● Data supplied:
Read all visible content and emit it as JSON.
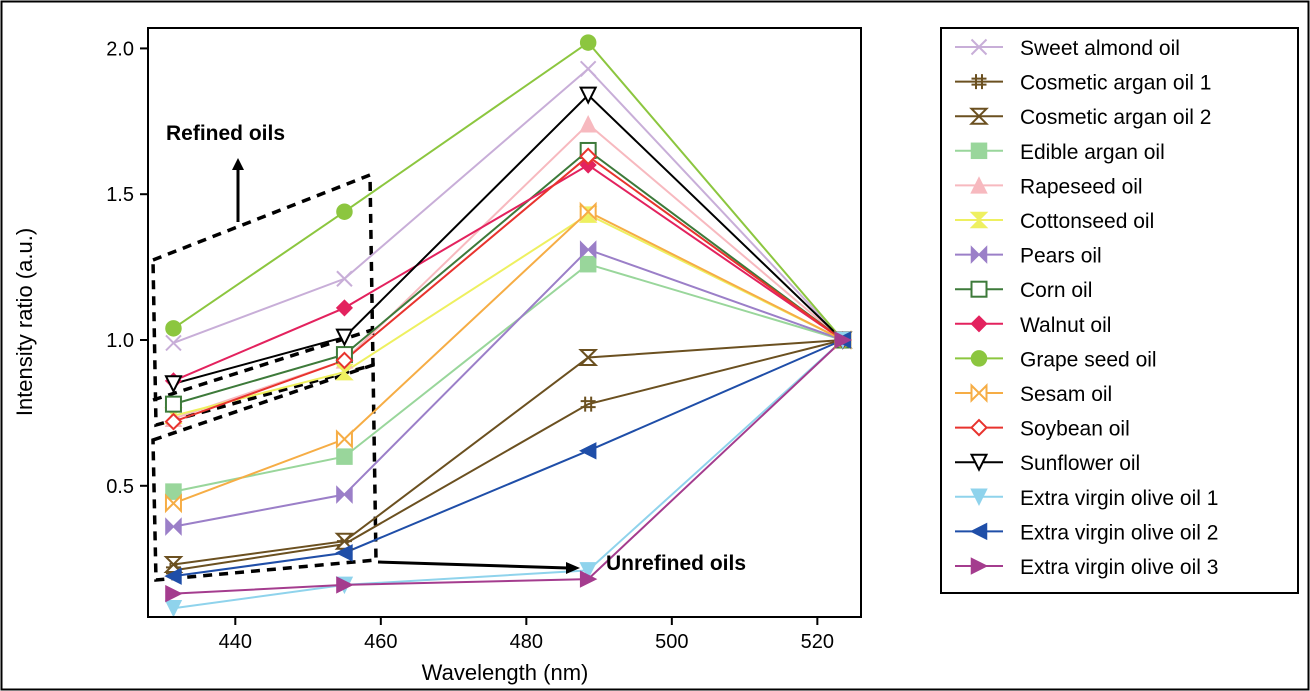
{
  "chart_data": {
    "type": "line",
    "title": "",
    "xlabel": "Wavelength (nm)",
    "ylabel": "Intensity ratio (a.u.)",
    "xlim": [
      428,
      526
    ],
    "ylim": [
      0.05,
      2.07
    ],
    "xticks": [
      440,
      460,
      480,
      500,
      520
    ],
    "yticks": [
      0.5,
      1.0,
      1.5,
      2.0
    ],
    "x": [
      431.5,
      455,
      488.5,
      523.5
    ],
    "grid": false,
    "legend_position": "outside-right",
    "series": [
      {
        "name": "Sweet almond oil",
        "color": "#c8aed8",
        "marker": "x",
        "values": [
          0.99,
          1.21,
          1.93,
          1.0
        ]
      },
      {
        "name": "Cosmetic argan oil 1",
        "color": "#6b5020",
        "marker": "hash",
        "values": [
          0.21,
          0.3,
          0.78,
          1.0
        ]
      },
      {
        "name": "Cosmetic argan oil 2",
        "color": "#6b5020",
        "marker": "hourglass",
        "values": [
          0.23,
          0.31,
          0.94,
          1.0
        ]
      },
      {
        "name": "Edible argan oil",
        "color": "#99d69b",
        "marker": "square",
        "values": [
          0.48,
          0.6,
          1.26,
          1.0
        ]
      },
      {
        "name": "Rapeseed oil",
        "color": "#f7b9bf",
        "marker": "triangle-up",
        "values": [
          0.73,
          0.93,
          1.74,
          1.0
        ]
      },
      {
        "name": "Cottonseed oil",
        "color": "#eef060",
        "marker": "hourglass-filled",
        "values": [
          0.74,
          0.89,
          1.43,
          1.0
        ]
      },
      {
        "name": "Pears oil",
        "color": "#9b7fc8",
        "marker": "bowtie",
        "values": [
          0.36,
          0.47,
          1.31,
          1.0
        ]
      },
      {
        "name": "Corn oil",
        "color": "#3d7a3a",
        "marker": "square-open",
        "values": [
          0.78,
          0.95,
          1.65,
          1.0
        ]
      },
      {
        "name": "Walnut oil",
        "color": "#e3225e",
        "marker": "diamond",
        "values": [
          0.86,
          1.11,
          1.6,
          1.0
        ]
      },
      {
        "name": "Grape seed oil",
        "color": "#8cc63f",
        "marker": "circle",
        "values": [
          1.04,
          1.44,
          2.02,
          1.0
        ]
      },
      {
        "name": "Sesam oil",
        "color": "#f6ad45",
        "marker": "bowtie-open",
        "values": [
          0.44,
          0.66,
          1.44,
          1.0
        ]
      },
      {
        "name": "Soybean oil",
        "color": "#e8332e",
        "marker": "diamond-open",
        "values": [
          0.72,
          0.93,
          1.63,
          1.0
        ]
      },
      {
        "name": "Sunflower oil",
        "color": "#000000",
        "marker": "triangle-down-open",
        "values": [
          0.85,
          1.01,
          1.84,
          1.0
        ]
      },
      {
        "name": "Extra virgin olive oil 1",
        "color": "#8fd3ec",
        "marker": "triangle-down",
        "values": [
          0.08,
          0.16,
          0.21,
          1.0
        ]
      },
      {
        "name": "Extra virgin olive oil 2",
        "color": "#1f4ea8",
        "marker": "triangle-left",
        "values": [
          0.19,
          0.27,
          0.62,
          1.0
        ]
      },
      {
        "name": "Extra virgin olive oil 3",
        "color": "#a43c8e",
        "marker": "triangle-right",
        "values": [
          0.13,
          0.16,
          0.18,
          1.0
        ]
      }
    ],
    "annotations": {
      "refined": "Refined oils",
      "unrefined": "Unrefined oils"
    }
  }
}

● To do: Read through the data and copy every line where "open" shows up.

● Final result:
        "marker": "square-open",
        "marker": "bowtie-open",
        "marker": "diamond-open",
        "marker": "triangle-down-open",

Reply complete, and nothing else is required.